**The exercise**
Repeat the full listing, word for word.

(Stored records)
__________

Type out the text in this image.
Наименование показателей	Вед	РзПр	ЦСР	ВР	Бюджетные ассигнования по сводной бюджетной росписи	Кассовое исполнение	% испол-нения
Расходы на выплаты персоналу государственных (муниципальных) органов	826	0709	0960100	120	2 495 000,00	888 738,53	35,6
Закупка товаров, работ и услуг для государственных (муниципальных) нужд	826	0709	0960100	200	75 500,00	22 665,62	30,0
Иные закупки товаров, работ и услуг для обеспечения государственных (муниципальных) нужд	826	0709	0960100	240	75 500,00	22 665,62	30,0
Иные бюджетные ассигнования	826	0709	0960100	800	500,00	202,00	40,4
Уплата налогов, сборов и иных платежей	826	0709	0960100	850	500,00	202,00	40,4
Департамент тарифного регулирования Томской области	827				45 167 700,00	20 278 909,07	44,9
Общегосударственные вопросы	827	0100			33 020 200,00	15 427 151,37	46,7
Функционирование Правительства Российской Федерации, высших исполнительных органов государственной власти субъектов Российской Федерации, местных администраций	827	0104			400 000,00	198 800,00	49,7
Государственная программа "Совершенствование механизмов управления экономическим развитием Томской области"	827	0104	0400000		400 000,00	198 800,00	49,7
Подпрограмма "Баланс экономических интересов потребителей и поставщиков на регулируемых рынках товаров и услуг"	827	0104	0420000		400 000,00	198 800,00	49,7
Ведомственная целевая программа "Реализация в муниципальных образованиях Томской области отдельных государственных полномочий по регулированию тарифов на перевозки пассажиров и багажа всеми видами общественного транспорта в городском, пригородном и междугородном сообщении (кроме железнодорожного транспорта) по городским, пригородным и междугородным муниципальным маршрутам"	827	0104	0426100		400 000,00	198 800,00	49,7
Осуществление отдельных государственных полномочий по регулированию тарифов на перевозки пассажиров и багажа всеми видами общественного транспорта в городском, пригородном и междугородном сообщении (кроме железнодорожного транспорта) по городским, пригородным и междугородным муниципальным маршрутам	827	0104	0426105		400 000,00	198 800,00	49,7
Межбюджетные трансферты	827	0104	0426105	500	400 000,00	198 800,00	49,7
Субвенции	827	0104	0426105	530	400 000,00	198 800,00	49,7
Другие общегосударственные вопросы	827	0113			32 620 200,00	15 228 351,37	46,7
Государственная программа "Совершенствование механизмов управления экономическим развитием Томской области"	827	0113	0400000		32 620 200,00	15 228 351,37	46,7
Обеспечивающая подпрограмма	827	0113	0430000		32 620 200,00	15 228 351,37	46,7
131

__________

**Solution to this task**
Type out the text in this image.
Наименование показателей	Вед	РзПр	ЦСР	ВР	Бюджетные ассигнования по сводной бюджетной росписи	Кассовое исполнение	% испол-нения
Расходы на выплаты персоналу государственных (муниципальных) органов	826	0709	0960100	120	2 495 000,00	888 738,53	35,6
Закупка товаров, работ и услуг для государственных (муниципальных) нужд	826	0709	0960100	200	75 500,00	22 665,62	30,0
Иные закупки товаров, работ и услуг для обеспечения государственных (муниципальных) нужд	826	0709	0960100	240	75 500,00	22 665,62	30,0
Иные бюджетные ассигнования	826	0709	0960100	800	500,00	202,00	40,4
Уплата налогов, сборов и иных платежей	826	0709	0960100	850	500,00	202,00	40,4
Департамент тарифного регулирования Томской области	827				45 167 700,00	20 278 909,07	44,9
Общегосударственные вопросы	827	0100			33 020 200,00	15 427 151,37	46,7
Функционирование Правительства Российской Федерации, высших исполнительных органов государственной власти субъектов Российской Федерации, местных администраций	827	0104			400 000,00	198 800,00	49,7
Государственная программа "Совершенствование механизмов управления экономическим развитием Томской области"	827	0104	0400000		400 000,00	198 800,00	49,7
Подпрограмма "Баланс экономических интересов потребителей и поставщиков на регулируемых рынках товаров и услуг"	827	0104	0420000		400 000,00	198 800,00	49,7
Ведомственная целевая программа "Реализация в муниципальных образованиях Томской области отдельных государственных полномочий по регулированию тарифов на перевозки пассажиров и багажа всеми видами общественного транспорта в городском, пригородном и междугородном сообщении (кроме железнодорожного транспорта) по городским, пригородным и междугородным муниципальным маршрутам"	827	0104	0426100		400 000,00	198 800,00	49,7
Осуществление отдельных государственных полномочий по регулированию тарифов на перевозки пассажиров и багажа всеми видами общественного транспорта в городском, пригородном и междугородном сообщении (кроме железнодорожного транспорта) по городским, пригородным и междугородным муниципальным маршрутам	827	0104	0426105		400 000,00	198 800,00	49,7
Межбюджетные трансферты	827	0104	0426105	500	400 000,00	198 800,00	49,7
Субвенции	827	0104	0426105	530	400 000,00	198 800,00	49,7
Другие общегосударственные вопросы	827	0113			32 620 200,00	15 228 351,37	46,7
Государственная программа "Совершенствование механизмов управления экономическим развитием Томской области"	827	0113	0400000		32 620 200,00	15 228 351,37	46,7
Обеспечивающая подпрограмма	827	0113	0430000		32 620 200,00	15 228 351,37	46,7
131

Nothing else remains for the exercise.